## Begin Records to use

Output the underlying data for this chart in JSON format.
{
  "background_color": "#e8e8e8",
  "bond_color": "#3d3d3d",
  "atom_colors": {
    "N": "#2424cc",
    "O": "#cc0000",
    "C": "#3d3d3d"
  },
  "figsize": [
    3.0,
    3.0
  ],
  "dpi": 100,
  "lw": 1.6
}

## End Records to use

Please restate the data word for word, every record included.

Output the underlying data for this chart in JSON format.
{
  "background_color": "#e8e8e8",
  "bond_color": "#3d3d3d",
  "atom_colors": {
    "N": "#2424cc",
    "O": "#cc0000",
    "C": "#3d3d3d"
  },
  "figsize": [
    3.0,
    3.0
  ],
  "dpi": 100,
  "lw": 1.6
}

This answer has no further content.